_Short problem_: Nothing in the records may be left out or altered; reproduce them all exactly.

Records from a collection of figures

+++++

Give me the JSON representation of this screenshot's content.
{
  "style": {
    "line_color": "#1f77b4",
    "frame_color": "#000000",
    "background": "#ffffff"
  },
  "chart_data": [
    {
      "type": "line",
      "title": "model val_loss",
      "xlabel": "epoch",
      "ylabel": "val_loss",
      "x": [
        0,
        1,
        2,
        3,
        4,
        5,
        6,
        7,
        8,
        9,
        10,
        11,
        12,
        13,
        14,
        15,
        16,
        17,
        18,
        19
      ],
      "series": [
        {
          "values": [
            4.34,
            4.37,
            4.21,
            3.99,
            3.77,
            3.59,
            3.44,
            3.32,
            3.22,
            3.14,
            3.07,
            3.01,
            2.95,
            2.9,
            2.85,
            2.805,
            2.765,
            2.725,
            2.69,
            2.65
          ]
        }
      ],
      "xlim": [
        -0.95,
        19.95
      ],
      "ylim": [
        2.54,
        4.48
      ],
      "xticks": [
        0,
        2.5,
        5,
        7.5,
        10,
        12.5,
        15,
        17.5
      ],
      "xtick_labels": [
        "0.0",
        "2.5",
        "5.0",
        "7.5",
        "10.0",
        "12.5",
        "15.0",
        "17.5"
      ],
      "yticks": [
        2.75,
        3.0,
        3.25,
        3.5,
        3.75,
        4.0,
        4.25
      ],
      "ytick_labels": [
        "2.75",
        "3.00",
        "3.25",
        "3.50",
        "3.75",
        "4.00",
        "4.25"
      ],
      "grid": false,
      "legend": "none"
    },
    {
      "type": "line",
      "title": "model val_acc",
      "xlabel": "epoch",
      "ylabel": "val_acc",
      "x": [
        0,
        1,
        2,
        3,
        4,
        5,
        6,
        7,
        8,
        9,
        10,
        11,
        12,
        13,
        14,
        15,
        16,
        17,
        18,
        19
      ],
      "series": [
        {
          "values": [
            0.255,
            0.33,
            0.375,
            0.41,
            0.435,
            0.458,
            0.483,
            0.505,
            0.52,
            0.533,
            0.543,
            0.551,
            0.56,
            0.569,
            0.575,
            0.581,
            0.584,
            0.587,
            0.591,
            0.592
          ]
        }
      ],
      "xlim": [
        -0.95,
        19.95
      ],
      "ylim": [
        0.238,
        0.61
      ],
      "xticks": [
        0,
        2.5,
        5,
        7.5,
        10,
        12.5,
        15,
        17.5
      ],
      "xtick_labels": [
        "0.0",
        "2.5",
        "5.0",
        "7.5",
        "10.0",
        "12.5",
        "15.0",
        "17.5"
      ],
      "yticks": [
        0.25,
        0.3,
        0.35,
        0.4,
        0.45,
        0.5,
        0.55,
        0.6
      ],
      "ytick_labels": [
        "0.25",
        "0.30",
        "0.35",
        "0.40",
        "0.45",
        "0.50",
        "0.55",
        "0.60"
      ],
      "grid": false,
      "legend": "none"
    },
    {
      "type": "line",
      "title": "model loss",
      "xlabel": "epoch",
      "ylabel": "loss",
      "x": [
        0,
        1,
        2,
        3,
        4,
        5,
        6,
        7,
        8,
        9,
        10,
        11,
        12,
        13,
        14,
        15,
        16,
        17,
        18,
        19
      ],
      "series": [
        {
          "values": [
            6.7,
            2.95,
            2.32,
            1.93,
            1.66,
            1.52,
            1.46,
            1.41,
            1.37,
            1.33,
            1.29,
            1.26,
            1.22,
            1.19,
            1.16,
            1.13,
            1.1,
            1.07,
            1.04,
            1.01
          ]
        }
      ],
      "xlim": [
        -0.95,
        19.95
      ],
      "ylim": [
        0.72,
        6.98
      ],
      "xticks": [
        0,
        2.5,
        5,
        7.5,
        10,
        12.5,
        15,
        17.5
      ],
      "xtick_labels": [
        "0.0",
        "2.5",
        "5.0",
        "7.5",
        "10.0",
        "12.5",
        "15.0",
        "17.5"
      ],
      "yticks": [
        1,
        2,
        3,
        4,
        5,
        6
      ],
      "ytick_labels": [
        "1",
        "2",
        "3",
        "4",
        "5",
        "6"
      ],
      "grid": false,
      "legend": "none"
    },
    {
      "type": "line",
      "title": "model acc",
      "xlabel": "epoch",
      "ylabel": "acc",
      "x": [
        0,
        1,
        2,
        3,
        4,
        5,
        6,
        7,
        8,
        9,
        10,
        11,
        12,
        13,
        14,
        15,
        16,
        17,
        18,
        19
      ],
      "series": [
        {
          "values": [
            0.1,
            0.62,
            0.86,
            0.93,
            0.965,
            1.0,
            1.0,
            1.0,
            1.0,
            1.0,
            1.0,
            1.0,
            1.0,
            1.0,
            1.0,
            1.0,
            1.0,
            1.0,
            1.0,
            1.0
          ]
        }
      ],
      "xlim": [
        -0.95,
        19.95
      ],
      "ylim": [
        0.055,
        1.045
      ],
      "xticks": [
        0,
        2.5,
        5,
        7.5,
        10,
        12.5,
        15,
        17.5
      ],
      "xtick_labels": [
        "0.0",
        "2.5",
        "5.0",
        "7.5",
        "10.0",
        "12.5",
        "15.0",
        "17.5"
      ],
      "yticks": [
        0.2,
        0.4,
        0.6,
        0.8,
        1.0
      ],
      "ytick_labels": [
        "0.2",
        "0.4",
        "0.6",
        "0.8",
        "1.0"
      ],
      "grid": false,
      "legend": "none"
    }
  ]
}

+++++

_Answer below_:
Give me the JSON representation of this screenshot's content.
{
  "style": {
    "line_color": "#1f77b4",
    "frame_color": "#000000",
    "background": "#ffffff"
  },
  "chart_data": [
    {
      "type": "line",
      "title": "model val_loss",
      "xlabel": "epoch",
      "ylabel": "val_loss",
      "x": [
        0,
        1,
        2,
        3,
        4,
        5,
        6,
        7,
        8,
        9,
        10,
        11,
        12,
        13,
        14,
        15,
        16,
        17,
        18,
        19
      ],
      "series": [
        {
          "values": [
            4.34,
            4.37,
            4.21,
            3.99,
            3.77,
            3.59,
            3.44,
            3.32,
            3.22,
            3.14,
            3.07,
            3.01,
            2.95,
            2.9,
            2.85,
            2.805,
            2.765,
            2.725,
            2.69,
            2.65
          ]
        }
      ],
      "xlim": [
        -0.95,
        19.95
      ],
      "ylim": [
        2.54,
        4.48
      ],
      "xticks": [
        0,
        2.5,
        5,
        7.5,
        10,
        12.5,
        15,
        17.5
      ],
      "xtick_labels": [
        "0.0",
        "2.5",
        "5.0",
        "7.5",
        "10.0",
        "12.5",
        "15.0",
        "17.5"
      ],
      "yticks": [
        2.75,
        3.0,
        3.25,
        3.5,
        3.75,
        4.0,
        4.25
      ],
      "ytick_labels": [
        "2.75",
        "3.00",
        "3.25",
        "3.50",
        "3.75",
        "4.00",
        "4.25"
      ],
      "grid": false,
      "legend": "none"
    },
    {
      "type": "line",
      "title": "model val_acc",
      "xlabel": "epoch",
      "ylabel": "val_acc",
      "x": [
        0,
        1,
        2,
        3,
        4,
        5,
        6,
        7,
        8,
        9,
        10,
        11,
        12,
        13,
        14,
        15,
        16,
        17,
        18,
        19
      ],
      "series": [
        {
          "values": [
            0.255,
            0.33,
            0.375,
            0.41,
            0.435,
            0.458,
            0.483,
            0.505,
            0.52,
            0.533,
            0.543,
            0.551,
            0.56,
            0.569,
            0.575,
            0.581,
            0.584,
            0.587,
            0.591,
            0.592
          ]
        }
      ],
      "xlim": [
        -0.95,
        19.95
      ],
      "ylim": [
        0.238,
        0.61
      ],
      "xticks": [
        0,
        2.5,
        5,
        7.5,
        10,
        12.5,
        15,
        17.5
      ],
      "xtick_labels": [
        "0.0",
        "2.5",
        "5.0",
        "7.5",
        "10.0",
        "12.5",
        "15.0",
        "17.5"
      ],
      "yticks": [
        0.25,
        0.3,
        0.35,
        0.4,
        0.45,
        0.5,
        0.55,
        0.6
      ],
      "ytick_labels": [
        "0.25",
        "0.30",
        "0.35",
        "0.40",
        "0.45",
        "0.50",
        "0.55",
        "0.60"
      ],
      "grid": false,
      "legend": "none"
    },
    {
      "type": "line",
      "title": "model loss",
      "xlabel": "epoch",
      "ylabel": "loss",
      "x": [
        0,
        1,
        2,
        3,
        4,
        5,
        6,
        7,
        8,
        9,
        10,
        11,
        12,
        13,
        14,
        15,
        16,
        17,
        18,
        19
      ],
      "series": [
        {
          "values": [
            6.7,
            2.95,
            2.32,
            1.93,
            1.66,
            1.52,
            1.46,
            1.41,
            1.37,
            1.33,
            1.29,
            1.26,
            1.22,
            1.19,
            1.16,
            1.13,
            1.1,
            1.07,
            1.04,
            1.01
          ]
        }
      ],
      "xlim": [
        -0.95,
        19.95
      ],
      "ylim": [
        0.72,
        6.98
      ],
      "xticks": [
        0,
        2.5,
        5,
        7.5,
        10,
        12.5,
        15,
        17.5
      ],
      "xtick_labels": [
        "0.0",
        "2.5",
        "5.0",
        "7.5",
        "10.0",
        "12.5",
        "15.0",
        "17.5"
      ],
      "yticks": [
        1,
        2,
        3,
        4,
        5,
        6
      ],
      "ytick_labels": [
        "1",
        "2",
        "3",
        "4",
        "5",
        "6"
      ],
      "grid": false,
      "legend": "none"
    },
    {
      "type": "line",
      "title": "model acc",
      "xlabel": "epoch",
      "ylabel": "acc",
      "x": [
        0,
        1,
        2,
        3,
        4,
        5,
        6,
        7,
        8,
        9,
        10,
        11,
        12,
        13,
        14,
        15,
        16,
        17,
        18,
        19
      ],
      "series": [
        {
          "values": [
            0.1,
            0.62,
            0.86,
            0.93,
            0.965,
            1.0,
            1.0,
            1.0,
            1.0,
            1.0,
            1.0,
            1.0,
            1.0,
            1.0,
            1.0,
            1.0,
            1.0,
            1.0,
            1.0,
            1.0
          ]
        }
      ],
      "xlim": [
        -0.95,
        19.95
      ],
      "ylim": [
        0.055,
        1.045
      ],
      "xticks": [
        0,
        2.5,
        5,
        7.5,
        10,
        12.5,
        15,
        17.5
      ],
      "xtick_labels": [
        "0.0",
        "2.5",
        "5.0",
        "7.5",
        "10.0",
        "12.5",
        "15.0",
        "17.5"
      ],
      "yticks": [
        0.2,
        0.4,
        0.6,
        0.8,
        1.0
      ],
      "ytick_labels": [
        "0.2",
        "0.4",
        "0.6",
        "0.8",
        "1.0"
      ],
      "grid": false,
      "legend": "none"
    }
  ]
}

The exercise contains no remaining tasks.